### TASK BRIEF:
Look at the entries below and reproduce them exactly.

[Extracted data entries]
=-=-=-=-=
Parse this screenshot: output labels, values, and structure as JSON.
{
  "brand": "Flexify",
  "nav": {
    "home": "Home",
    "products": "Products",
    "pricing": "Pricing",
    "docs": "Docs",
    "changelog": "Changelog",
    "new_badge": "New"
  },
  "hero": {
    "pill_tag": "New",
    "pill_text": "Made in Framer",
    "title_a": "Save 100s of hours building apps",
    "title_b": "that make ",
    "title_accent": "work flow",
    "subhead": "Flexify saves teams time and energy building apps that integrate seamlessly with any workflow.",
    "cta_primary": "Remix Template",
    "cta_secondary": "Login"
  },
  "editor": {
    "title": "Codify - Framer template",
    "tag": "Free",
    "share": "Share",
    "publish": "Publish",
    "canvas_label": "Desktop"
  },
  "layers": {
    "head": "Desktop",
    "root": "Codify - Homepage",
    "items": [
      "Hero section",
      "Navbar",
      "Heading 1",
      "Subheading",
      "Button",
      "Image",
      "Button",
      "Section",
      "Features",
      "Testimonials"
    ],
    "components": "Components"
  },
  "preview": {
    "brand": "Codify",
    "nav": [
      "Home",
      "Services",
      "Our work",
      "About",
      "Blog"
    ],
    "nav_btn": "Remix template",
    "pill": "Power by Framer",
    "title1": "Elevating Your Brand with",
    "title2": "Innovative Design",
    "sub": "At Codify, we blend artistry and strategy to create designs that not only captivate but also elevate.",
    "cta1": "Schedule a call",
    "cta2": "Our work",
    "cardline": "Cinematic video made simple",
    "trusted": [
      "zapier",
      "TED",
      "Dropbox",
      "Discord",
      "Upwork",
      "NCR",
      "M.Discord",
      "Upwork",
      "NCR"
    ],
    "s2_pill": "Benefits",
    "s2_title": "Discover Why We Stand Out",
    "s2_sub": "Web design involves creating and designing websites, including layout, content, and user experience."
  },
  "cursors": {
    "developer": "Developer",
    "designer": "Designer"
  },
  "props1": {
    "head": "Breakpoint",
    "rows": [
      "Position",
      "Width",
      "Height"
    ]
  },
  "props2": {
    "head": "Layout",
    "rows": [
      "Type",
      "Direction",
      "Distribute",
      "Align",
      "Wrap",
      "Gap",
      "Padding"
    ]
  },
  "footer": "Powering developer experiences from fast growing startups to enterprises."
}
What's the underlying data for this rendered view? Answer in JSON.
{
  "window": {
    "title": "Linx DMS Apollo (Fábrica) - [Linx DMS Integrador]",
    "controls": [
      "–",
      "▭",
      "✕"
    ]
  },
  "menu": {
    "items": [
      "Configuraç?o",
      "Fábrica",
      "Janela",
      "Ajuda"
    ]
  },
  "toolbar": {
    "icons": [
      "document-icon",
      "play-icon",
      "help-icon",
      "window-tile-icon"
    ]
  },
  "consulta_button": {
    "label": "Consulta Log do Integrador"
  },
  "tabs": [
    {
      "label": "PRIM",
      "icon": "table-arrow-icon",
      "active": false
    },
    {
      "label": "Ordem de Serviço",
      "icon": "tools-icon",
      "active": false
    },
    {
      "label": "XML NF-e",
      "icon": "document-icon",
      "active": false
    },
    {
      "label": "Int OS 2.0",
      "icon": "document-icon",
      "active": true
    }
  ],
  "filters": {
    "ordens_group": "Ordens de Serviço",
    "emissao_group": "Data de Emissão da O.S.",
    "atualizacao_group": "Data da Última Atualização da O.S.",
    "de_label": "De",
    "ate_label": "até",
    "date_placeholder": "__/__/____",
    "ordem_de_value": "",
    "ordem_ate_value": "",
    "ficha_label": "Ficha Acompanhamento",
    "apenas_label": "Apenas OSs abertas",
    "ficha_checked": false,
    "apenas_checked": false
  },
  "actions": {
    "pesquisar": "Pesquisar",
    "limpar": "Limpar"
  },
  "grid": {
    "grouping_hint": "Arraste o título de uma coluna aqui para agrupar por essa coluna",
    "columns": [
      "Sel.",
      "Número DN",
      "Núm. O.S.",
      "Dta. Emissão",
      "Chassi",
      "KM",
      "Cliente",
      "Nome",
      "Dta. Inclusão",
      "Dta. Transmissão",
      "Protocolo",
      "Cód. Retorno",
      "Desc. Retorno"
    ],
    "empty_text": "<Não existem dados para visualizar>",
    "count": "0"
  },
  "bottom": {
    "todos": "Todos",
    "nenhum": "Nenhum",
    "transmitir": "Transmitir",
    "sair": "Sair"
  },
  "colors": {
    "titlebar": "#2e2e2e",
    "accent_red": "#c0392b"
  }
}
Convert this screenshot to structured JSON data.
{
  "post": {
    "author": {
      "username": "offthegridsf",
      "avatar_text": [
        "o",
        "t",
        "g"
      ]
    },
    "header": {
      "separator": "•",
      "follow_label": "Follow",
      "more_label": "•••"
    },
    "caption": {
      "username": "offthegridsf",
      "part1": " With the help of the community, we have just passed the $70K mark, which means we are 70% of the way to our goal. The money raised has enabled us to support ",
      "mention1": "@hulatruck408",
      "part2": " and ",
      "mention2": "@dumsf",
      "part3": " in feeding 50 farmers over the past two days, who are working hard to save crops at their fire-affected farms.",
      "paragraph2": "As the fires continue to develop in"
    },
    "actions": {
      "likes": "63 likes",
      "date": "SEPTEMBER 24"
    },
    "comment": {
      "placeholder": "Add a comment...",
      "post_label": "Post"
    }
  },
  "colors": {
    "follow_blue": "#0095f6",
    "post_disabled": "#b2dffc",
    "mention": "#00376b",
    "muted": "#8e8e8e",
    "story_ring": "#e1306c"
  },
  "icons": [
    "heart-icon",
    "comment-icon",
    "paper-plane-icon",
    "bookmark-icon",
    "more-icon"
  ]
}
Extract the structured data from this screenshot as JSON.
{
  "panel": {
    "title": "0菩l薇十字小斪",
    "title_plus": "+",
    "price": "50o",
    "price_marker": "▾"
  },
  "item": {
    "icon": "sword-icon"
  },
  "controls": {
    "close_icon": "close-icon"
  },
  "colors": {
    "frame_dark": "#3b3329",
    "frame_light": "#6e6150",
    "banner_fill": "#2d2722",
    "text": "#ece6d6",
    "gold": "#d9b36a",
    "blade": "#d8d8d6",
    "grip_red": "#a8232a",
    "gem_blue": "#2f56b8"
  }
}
=-=-=-=-=
### THE ANSWER:
Parse this screenshot: output labels, values, and structure as JSON.
{
  "brand": "Flexify",
  "nav": {
    "home": "Home",
    "products": "Products",
    "pricing": "Pricing",
    "docs": "Docs",
    "changelog": "Changelog",
    "new_badge": "New"
  },
  "hero": {
    "pill_tag": "New",
    "pill_text": "Made in Framer",
    "title_a": "Save 100s of hours building apps",
    "title_b": "that make ",
    "title_accent": "work flow",
    "subhead": "Flexify saves teams time and energy building apps that integrate seamlessly with any workflow.",
    "cta_primary": "Remix Template",
    "cta_secondary": "Login"
  },
  "editor": {
    "title": "Codify - Framer template",
    "tag": "Free",
    "share": "Share",
    "publish": "Publish",
    "canvas_label": "Desktop"
  },
  "layers": {
    "head": "Desktop",
    "root": "Codify - Homepage",
    "items": [
      "Hero section",
      "Navbar",
      "Heading 1",
      "Subheading",
      "Button",
      "Image",
      "Button",
      "Section",
      "Features",
      "Testimonials"
    ],
    "components": "Components"
  },
  "preview": {
    "brand": "Codify",
    "nav": [
      "Home",
      "Services",
      "Our work",
      "About",
      "Blog"
    ],
    "nav_btn": "Remix template",
    "pill": "Power by Framer",
    "title1": "Elevating Your Brand with",
    "title2": "Innovative Design",
    "sub": "At Codify, we blend artistry and strategy to create designs that not only captivate but also elevate.",
    "cta1": "Schedule a call",
    "cta2": "Our work",
    "cardline": "Cinematic video made simple",
    "trusted": [
      "zapier",
      "TED",
      "Dropbox",
      "Discord",
      "Upwork",
      "NCR",
      "M.Discord",
      "Upwork",
      "NCR"
    ],
    "s2_pill": "Benefits",
    "s2_title": "Discover Why We Stand Out",
    "s2_sub": "Web design involves creating and designing websites, including layout, content, and user experience."
  },
  "cursors": {
    "developer": "Developer",
    "designer": "Designer"
  },
  "props1": {
    "head": "Breakpoint",
    "rows": [
      "Position",
      "Width",
      "Height"
    ]
  },
  "props2": {
    "head": "Layout",
    "rows": [
      "Type",
      "Direction",
      "Distribute",
      "Align",
      "Wrap",
      "Gap",
      "Padding"
    ]
  },
  "footer": "Powering developer experiences from fast growing startups to enterprises."
}
What's the underlying data for this rendered view? Answer in JSON.
{
  "window": {
    "title": "Linx DMS Apollo (Fábrica) - [Linx DMS Integrador]",
    "controls": [
      "–",
      "▭",
      "✕"
    ]
  },
  "menu": {
    "items": [
      "Configuraç?o",
      "Fábrica",
      "Janela",
      "Ajuda"
    ]
  },
  "toolbar": {
    "icons": [
      "document-icon",
      "play-icon",
      "help-icon",
      "window-tile-icon"
    ]
  },
  "consulta_button": {
    "label": "Consulta Log do Integrador"
  },
  "tabs": [
    {
      "label": "PRIM",
      "icon": "table-arrow-icon",
      "active": false
    },
    {
      "label": "Ordem de Serviço",
      "icon": "tools-icon",
      "active": false
    },
    {
      "label": "XML NF-e",
      "icon": "document-icon",
      "active": false
    },
    {
      "label": "Int OS 2.0",
      "icon": "document-icon",
      "active": true
    }
  ],
  "filters": {
    "ordens_group": "Ordens de Serviço",
    "emissao_group": "Data de Emissão da O.S.",
    "atualizacao_group": "Data da Última Atualização da O.S.",
    "de_label": "De",
    "ate_label": "até",
    "date_placeholder": "__/__/____",
    "ordem_de_value": "",
    "ordem_ate_value": "",
    "ficha_label": "Ficha Acompanhamento",
    "apenas_label": "Apenas OSs abertas",
    "ficha_checked": false,
    "apenas_checked": false
  },
  "actions": {
    "pesquisar": "Pesquisar",
    "limpar": "Limpar"
  },
  "grid": {
    "grouping_hint": "Arraste o título de uma coluna aqui para agrupar por essa coluna",
    "columns": [
      "Sel.",
      "Número DN",
      "Núm. O.S.",
      "Dta. Emissão",
      "Chassi",
      "KM",
      "Cliente",
      "Nome",
      "Dta. Inclusão",
      "Dta. Transmissão",
      "Protocolo",
      "Cód. Retorno",
      "Desc. Retorno"
    ],
    "empty_text": "<Não existem dados para visualizar>",
    "count": "0"
  },
  "bottom": {
    "todos": "Todos",
    "nenhum": "Nenhum",
    "transmitir": "Transmitir",
    "sair": "Sair"
  },
  "colors": {
    "titlebar": "#2e2e2e",
    "accent_red": "#c0392b"
  }
}
Convert this screenshot to structured JSON data.
{
  "post": {
    "author": {
      "username": "offthegridsf",
      "avatar_text": [
        "o",
        "t",
        "g"
      ]
    },
    "header": {
      "separator": "•",
      "follow_label": "Follow",
      "more_label": "•••"
    },
    "caption": {
      "username": "offthegridsf",
      "part1": " With the help of the community, we have just passed the $70K mark, which means we are 70% of the way to our goal. The money raised has enabled us to support ",
      "mention1": "@hulatruck408",
      "part2": " and ",
      "mention2": "@dumsf",
      "part3": " in feeding 50 farmers over the past two days, who are working hard to save crops at their fire-affected farms.",
      "paragraph2": "As the fires continue to develop in"
    },
    "actions": {
      "likes": "63 likes",
      "date": "SEPTEMBER 24"
    },
    "comment": {
      "placeholder": "Add a comment...",
      "post_label": "Post"
    }
  },
  "colors": {
    "follow_blue": "#0095f6",
    "post_disabled": "#b2dffc",
    "mention": "#00376b",
    "muted": "#8e8e8e",
    "story_ring": "#e1306c"
  },
  "icons": [
    "heart-icon",
    "comment-icon",
    "paper-plane-icon",
    "bookmark-icon",
    "more-icon"
  ]
}
Extract the structured data from this screenshot as JSON.
{
  "panel": {
    "title": "0菩l薇十字小斪",
    "title_plus": "+",
    "price": "50o",
    "price_marker": "▾"
  },
  "item": {
    "icon": "sword-icon"
  },
  "controls": {
    "close_icon": "close-icon"
  },
  "colors": {
    "frame_dark": "#3b3329",
    "frame_light": "#6e6150",
    "banner_fill": "#2d2722",
    "text": "#ece6d6",
    "gold": "#d9b36a",
    "blade": "#d8d8d6",
    "grip_red": "#a8232a",
    "gem_blue": "#2f56b8"
  }
}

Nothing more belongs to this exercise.